** Begin Supplied material **
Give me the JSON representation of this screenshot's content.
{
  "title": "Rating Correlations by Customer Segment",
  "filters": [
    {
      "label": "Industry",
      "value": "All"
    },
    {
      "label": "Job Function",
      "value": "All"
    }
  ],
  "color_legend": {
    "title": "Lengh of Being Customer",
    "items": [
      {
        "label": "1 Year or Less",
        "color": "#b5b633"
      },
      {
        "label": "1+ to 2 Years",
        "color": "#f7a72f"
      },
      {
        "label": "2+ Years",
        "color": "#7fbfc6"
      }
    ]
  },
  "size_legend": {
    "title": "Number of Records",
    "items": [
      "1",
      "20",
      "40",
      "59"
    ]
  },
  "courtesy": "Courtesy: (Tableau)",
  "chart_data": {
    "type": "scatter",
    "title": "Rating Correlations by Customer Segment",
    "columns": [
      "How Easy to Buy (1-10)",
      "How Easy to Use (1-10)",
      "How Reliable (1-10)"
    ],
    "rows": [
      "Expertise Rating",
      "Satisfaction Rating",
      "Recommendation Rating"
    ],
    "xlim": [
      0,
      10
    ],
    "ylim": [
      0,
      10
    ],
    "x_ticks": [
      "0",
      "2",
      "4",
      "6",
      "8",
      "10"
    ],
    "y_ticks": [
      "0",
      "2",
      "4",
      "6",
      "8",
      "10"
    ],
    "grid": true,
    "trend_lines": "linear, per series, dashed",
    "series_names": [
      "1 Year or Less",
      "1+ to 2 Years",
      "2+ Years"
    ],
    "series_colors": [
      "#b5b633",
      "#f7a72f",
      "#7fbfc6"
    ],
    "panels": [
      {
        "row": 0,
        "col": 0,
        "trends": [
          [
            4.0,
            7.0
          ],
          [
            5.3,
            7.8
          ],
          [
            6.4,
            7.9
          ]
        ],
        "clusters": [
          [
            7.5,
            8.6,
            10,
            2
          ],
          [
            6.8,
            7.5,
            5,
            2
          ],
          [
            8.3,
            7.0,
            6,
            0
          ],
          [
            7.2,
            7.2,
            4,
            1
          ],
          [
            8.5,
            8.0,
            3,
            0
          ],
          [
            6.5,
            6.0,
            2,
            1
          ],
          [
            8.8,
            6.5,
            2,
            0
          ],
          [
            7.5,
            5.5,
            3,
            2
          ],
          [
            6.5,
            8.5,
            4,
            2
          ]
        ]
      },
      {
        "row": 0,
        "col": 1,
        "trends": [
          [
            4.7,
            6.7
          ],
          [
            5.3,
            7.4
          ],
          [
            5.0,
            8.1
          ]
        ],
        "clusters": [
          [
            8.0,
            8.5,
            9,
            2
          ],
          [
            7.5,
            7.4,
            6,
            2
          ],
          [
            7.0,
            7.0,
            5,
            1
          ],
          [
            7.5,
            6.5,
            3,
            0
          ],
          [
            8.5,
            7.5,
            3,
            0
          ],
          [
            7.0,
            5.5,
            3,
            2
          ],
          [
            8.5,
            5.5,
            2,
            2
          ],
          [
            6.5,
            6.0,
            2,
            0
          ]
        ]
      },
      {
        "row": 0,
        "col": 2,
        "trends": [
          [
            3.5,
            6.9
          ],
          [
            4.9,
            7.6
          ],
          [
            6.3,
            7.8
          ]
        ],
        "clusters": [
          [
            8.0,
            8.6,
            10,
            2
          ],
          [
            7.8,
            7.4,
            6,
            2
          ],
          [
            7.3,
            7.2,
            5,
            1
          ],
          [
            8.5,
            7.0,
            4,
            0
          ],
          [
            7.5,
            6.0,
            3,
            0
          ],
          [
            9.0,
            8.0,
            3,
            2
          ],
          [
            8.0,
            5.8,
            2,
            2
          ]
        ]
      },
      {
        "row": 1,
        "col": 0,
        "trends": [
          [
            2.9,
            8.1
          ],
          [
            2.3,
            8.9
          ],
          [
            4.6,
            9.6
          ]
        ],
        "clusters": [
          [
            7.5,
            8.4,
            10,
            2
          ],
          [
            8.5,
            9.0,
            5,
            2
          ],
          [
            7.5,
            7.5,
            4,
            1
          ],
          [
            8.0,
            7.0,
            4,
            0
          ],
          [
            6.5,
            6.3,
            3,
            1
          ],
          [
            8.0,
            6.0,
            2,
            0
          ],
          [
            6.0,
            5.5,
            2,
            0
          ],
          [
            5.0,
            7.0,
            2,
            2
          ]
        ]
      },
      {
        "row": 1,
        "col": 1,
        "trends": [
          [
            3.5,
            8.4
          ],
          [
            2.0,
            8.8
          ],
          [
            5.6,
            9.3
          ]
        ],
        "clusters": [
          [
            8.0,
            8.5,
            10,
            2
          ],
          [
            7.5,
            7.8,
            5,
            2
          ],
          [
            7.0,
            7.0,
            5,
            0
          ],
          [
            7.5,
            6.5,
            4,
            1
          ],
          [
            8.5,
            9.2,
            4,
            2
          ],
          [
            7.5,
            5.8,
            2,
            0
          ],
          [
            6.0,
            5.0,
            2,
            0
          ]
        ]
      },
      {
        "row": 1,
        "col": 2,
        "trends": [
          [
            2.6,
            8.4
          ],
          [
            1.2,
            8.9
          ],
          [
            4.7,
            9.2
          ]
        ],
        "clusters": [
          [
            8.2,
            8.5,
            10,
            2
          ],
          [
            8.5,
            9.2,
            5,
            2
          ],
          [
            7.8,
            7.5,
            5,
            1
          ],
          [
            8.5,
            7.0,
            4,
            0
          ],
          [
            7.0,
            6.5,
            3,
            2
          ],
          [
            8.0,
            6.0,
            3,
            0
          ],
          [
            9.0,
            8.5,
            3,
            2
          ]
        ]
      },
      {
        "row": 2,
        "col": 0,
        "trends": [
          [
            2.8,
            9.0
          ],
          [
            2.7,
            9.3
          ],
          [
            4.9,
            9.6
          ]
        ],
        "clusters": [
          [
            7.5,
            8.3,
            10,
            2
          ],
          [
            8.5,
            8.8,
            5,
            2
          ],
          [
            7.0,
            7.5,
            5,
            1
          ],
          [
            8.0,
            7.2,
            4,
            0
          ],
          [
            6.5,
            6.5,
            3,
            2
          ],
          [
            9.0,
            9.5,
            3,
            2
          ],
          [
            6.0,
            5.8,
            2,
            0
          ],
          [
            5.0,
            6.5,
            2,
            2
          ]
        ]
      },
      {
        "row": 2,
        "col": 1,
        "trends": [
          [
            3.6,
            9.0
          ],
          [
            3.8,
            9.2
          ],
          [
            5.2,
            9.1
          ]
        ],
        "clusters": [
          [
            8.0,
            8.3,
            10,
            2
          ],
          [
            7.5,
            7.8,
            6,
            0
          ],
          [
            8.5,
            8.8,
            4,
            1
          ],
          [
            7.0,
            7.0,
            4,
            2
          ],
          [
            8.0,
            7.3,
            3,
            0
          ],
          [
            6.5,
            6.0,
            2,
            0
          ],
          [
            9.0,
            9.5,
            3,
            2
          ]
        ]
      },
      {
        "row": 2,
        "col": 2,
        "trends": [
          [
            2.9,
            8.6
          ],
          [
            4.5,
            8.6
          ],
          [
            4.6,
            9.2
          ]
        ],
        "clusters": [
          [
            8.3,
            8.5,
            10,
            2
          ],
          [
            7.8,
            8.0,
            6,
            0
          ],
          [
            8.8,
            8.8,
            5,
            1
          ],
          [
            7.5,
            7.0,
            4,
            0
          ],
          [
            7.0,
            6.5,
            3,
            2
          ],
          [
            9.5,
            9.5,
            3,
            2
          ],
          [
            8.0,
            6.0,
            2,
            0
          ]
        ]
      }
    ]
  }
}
** End Supplied material **
§ **Exercise details**:
Every line of the data above should be reproduced word for word.

§ **Solved problem**:
Give me the JSON representation of this screenshot's content.
{
  "title": "Rating Correlations by Customer Segment",
  "filters": [
    {
      "label": "Industry",
      "value": "All"
    },
    {
      "label": "Job Function",
      "value": "All"
    }
  ],
  "color_legend": {
    "title": "Lengh of Being Customer",
    "items": [
      {
        "label": "1 Year or Less",
        "color": "#b5b633"
      },
      {
        "label": "1+ to 2 Years",
        "color": "#f7a72f"
      },
      {
        "label": "2+ Years",
        "color": "#7fbfc6"
      }
    ]
  },
  "size_legend": {
    "title": "Number of Records",
    "items": [
      "1",
      "20",
      "40",
      "59"
    ]
  },
  "courtesy": "Courtesy: (Tableau)",
  "chart_data": {
    "type": "scatter",
    "title": "Rating Correlations by Customer Segment",
    "columns": [
      "How Easy to Buy (1-10)",
      "How Easy to Use (1-10)",
      "How Reliable (1-10)"
    ],
    "rows": [
      "Expertise Rating",
      "Satisfaction Rating",
      "Recommendation Rating"
    ],
    "xlim": [
      0,
      10
    ],
    "ylim": [
      0,
      10
    ],
    "x_ticks": [
      "0",
      "2",
      "4",
      "6",
      "8",
      "10"
    ],
    "y_ticks": [
      "0",
      "2",
      "4",
      "6",
      "8",
      "10"
    ],
    "grid": true,
    "trend_lines": "linear, per series, dashed",
    "series_names": [
      "1 Year or Less",
      "1+ to 2 Years",
      "2+ Years"
    ],
    "series_colors": [
      "#b5b633",
      "#f7a72f",
      "#7fbfc6"
    ],
    "panels": [
      {
        "row": 0,
        "col": 0,
        "trends": [
          [
            4.0,
            7.0
          ],
          [
            5.3,
            7.8
          ],
          [
            6.4,
            7.9
          ]
        ],
        "clusters": [
          [
            7.5,
            8.6,
            10,
            2
          ],
          [
            6.8,
            7.5,
            5,
            2
          ],
          [
            8.3,
            7.0,
            6,
            0
          ],
          [
            7.2,
            7.2,
            4,
            1
          ],
          [
            8.5,
            8.0,
            3,
            0
          ],
          [
            6.5,
            6.0,
            2,
            1
          ],
          [
            8.8,
            6.5,
            2,
            0
          ],
          [
            7.5,
            5.5,
            3,
            2
          ],
          [
            6.5,
            8.5,
            4,
            2
          ]
        ]
      },
      {
        "row": 0,
        "col": 1,
        "trends": [
          [
            4.7,
            6.7
          ],
          [
            5.3,
            7.4
          ],
          [
            5.0,
            8.1
          ]
        ],
        "clusters": [
          [
            8.0,
            8.5,
            9,
            2
          ],
          [
            7.5,
            7.4,
            6,
            2
          ],
          [
            7.0,
            7.0,
            5,
            1
          ],
          [
            7.5,
            6.5,
            3,
            0
          ],
          [
            8.5,
            7.5,
            3,
            0
          ],
          [
            7.0,
            5.5,
            3,
            2
          ],
          [
            8.5,
            5.5,
            2,
            2
          ],
          [
            6.5,
            6.0,
            2,
            0
          ]
        ]
      },
      {
        "row": 0,
        "col": 2,
        "trends": [
          [
            3.5,
            6.9
          ],
          [
            4.9,
            7.6
          ],
          [
            6.3,
            7.8
          ]
        ],
        "clusters": [
          [
            8.0,
            8.6,
            10,
            2
          ],
          [
            7.8,
            7.4,
            6,
            2
          ],
          [
            7.3,
            7.2,
            5,
            1
          ],
          [
            8.5,
            7.0,
            4,
            0
          ],
          [
            7.5,
            6.0,
            3,
            0
          ],
          [
            9.0,
            8.0,
            3,
            2
          ],
          [
            8.0,
            5.8,
            2,
            2
          ]
        ]
      },
      {
        "row": 1,
        "col": 0,
        "trends": [
          [
            2.9,
            8.1
          ],
          [
            2.3,
            8.9
          ],
          [
            4.6,
            9.6
          ]
        ],
        "clusters": [
          [
            7.5,
            8.4,
            10,
            2
          ],
          [
            8.5,
            9.0,
            5,
            2
          ],
          [
            7.5,
            7.5,
            4,
            1
          ],
          [
            8.0,
            7.0,
            4,
            0
          ],
          [
            6.5,
            6.3,
            3,
            1
          ],
          [
            8.0,
            6.0,
            2,
            0
          ],
          [
            6.0,
            5.5,
            2,
            0
          ],
          [
            5.0,
            7.0,
            2,
            2
          ]
        ]
      },
      {
        "row": 1,
        "col": 1,
        "trends": [
          [
            3.5,
            8.4
          ],
          [
            2.0,
            8.8
          ],
          [
            5.6,
            9.3
          ]
        ],
        "clusters": [
          [
            8.0,
            8.5,
            10,
            2
          ],
          [
            7.5,
            7.8,
            5,
            2
          ],
          [
            7.0,
            7.0,
            5,
            0
          ],
          [
            7.5,
            6.5,
            4,
            1
          ],
          [
            8.5,
            9.2,
            4,
            2
          ],
          [
            7.5,
            5.8,
            2,
            0
          ],
          [
            6.0,
            5.0,
            2,
            0
          ]
        ]
      },
      {
        "row": 1,
        "col": 2,
        "trends": [
          [
            2.6,
            8.4
          ],
          [
            1.2,
            8.9
          ],
          [
            4.7,
            9.2
          ]
        ],
        "clusters": [
          [
            8.2,
            8.5,
            10,
            2
          ],
          [
            8.5,
            9.2,
            5,
            2
          ],
          [
            7.8,
            7.5,
            5,
            1
          ],
          [
            8.5,
            7.0,
            4,
            0
          ],
          [
            7.0,
            6.5,
            3,
            2
          ],
          [
            8.0,
            6.0,
            3,
            0
          ],
          [
            9.0,
            8.5,
            3,
            2
          ]
        ]
      },
      {
        "row": 2,
        "col": 0,
        "trends": [
          [
            2.8,
            9.0
          ],
          [
            2.7,
            9.3
          ],
          [
            4.9,
            9.6
          ]
        ],
        "clusters": [
          [
            7.5,
            8.3,
            10,
            2
          ],
          [
            8.5,
            8.8,
            5,
            2
          ],
          [
            7.0,
            7.5,
            5,
            1
          ],
          [
            8.0,
            7.2,
            4,
            0
          ],
          [
            6.5,
            6.5,
            3,
            2
          ],
          [
            9.0,
            9.5,
            3,
            2
          ],
          [
            6.0,
            5.8,
            2,
            0
          ],
          [
            5.0,
            6.5,
            2,
            2
          ]
        ]
      },
      {
        "row": 2,
        "col": 1,
        "trends": [
          [
            3.6,
            9.0
          ],
          [
            3.8,
            9.2
          ],
          [
            5.2,
            9.1
          ]
        ],
        "clusters": [
          [
            8.0,
            8.3,
            10,
            2
          ],
          [
            7.5,
            7.8,
            6,
            0
          ],
          [
            8.5,
            8.8,
            4,
            1
          ],
          [
            7.0,
            7.0,
            4,
            2
          ],
          [
            8.0,
            7.3,
            3,
            0
          ],
          [
            6.5,
            6.0,
            2,
            0
          ],
          [
            9.0,
            9.5,
            3,
            2
          ]
        ]
      },
      {
        "row": 2,
        "col": 2,
        "trends": [
          [
            2.9,
            8.6
          ],
          [
            4.5,
            8.6
          ],
          [
            4.6,
            9.2
          ]
        ],
        "clusters": [
          [
            8.3,
            8.5,
            10,
            2
          ],
          [
            7.8,
            8.0,
            6,
            0
          ],
          [
            8.8,
            8.8,
            5,
            1
          ],
          [
            7.5,
            7.0,
            4,
            0
          ],
          [
            7.0,
            6.5,
            3,
            2
          ],
          [
            9.5,
            9.5,
            3,
            2
          ],
          [
            8.0,
            6.0,
            2,
            0
          ]
        ]
      }
    ]
  }
}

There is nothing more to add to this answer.